------ Data for this exercise ------
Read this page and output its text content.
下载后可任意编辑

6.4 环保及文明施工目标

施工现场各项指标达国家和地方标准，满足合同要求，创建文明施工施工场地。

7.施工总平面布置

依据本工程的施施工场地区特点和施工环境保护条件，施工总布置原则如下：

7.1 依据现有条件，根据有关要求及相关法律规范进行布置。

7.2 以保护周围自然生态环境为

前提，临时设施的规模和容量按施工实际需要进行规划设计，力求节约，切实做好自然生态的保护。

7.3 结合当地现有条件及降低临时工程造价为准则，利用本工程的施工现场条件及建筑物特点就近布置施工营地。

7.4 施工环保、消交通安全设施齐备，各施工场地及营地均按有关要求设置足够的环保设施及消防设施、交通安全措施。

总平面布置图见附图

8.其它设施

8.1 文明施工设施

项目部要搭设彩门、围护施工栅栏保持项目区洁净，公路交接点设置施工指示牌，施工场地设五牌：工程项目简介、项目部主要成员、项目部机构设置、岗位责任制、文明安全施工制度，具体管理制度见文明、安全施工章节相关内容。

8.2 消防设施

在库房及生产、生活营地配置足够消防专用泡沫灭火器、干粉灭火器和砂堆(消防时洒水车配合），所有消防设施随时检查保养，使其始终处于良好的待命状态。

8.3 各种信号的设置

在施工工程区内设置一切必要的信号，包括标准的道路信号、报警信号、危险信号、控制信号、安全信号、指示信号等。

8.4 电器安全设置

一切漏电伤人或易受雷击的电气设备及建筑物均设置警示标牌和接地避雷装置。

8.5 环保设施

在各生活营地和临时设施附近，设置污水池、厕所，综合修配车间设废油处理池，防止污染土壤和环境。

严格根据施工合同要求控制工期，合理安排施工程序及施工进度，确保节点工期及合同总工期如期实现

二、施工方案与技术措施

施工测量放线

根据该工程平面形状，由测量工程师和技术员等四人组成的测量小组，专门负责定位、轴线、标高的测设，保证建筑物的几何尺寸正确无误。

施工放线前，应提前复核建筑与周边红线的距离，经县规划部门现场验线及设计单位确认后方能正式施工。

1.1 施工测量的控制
------
= Given task =
Return the whole listing exactly, with every line included.

= Problem solution =
Read this page and output its text content.
下载后可任意编辑

6.4 环保及文明施工目标

施工现场各项指标达国家和地方标准，满足合同要求，创建文明施工施工场地。

7.施工总平面布置

依据本工程的施施工场地区特点和施工环境保护条件，施工总布置原则如下：

7.1 依据现有条件，根据有关要求及相关法律规范进行布置。

7.2 以保护周围自然生态环境为

前提，临时设施的规模和容量按施工实际需要进行规划设计，力求节约，切实做好自然生态的保护。

7.3 结合当地现有条件及降低临时工程造价为准则，利用本工程的施工现场条件及建筑物特点就近布置施工营地。

7.4 施工环保、消交通安全设施齐备，各施工场地及营地均按有关要求设置足够的环保设施及消防设施、交通安全措施。

总平面布置图见附图

8.其它设施

8.1 文明施工设施

项目部要搭设彩门、围护施工栅栏保持项目区洁净，公路交接点设置施工指示牌，施工场地设五牌：工程项目简介、项目部主要成员、项目部机构设置、岗位责任制、文明安全施工制度，具体管理制度见文明、安全施工章节相关内容。

8.2 消防设施

在库房及生产、生活营地配置足够消防专用泡沫灭火器、干粉灭火器和砂堆(消防时洒水车配合），所有消防设施随时检查保养，使其始终处于良好的待命状态。

8.3 各种信号的设置

在施工工程区内设置一切必要的信号，包括标准的道路信号、报警信号、危险信号、控制信号、安全信号、指示信号等。

8.4 电器安全设置

一切漏电伤人或易受雷击的电气设备及建筑物均设置警示标牌和接地避雷装置。

8.5 环保设施

在各生活营地和临时设施附近，设置污水池、厕所，综合修配车间设废油处理池，防止污染土壤和环境。

严格根据施工合同要求控制工期，合理安排施工程序及施工进度，确保节点工期及合同总工期如期实现

二、施工方案与技术措施

施工测量放线

根据该工程平面形状，由测量工程师和技术员等四人组成的测量小组，专门负责定位、轴线、标高的测设，保证建筑物的几何尺寸正确无误。

施工放线前，应提前复核建筑与周边红线的距离，经县规划部门现场验线及设计单位确认后方能正式施工。

1.1 施工测量的控制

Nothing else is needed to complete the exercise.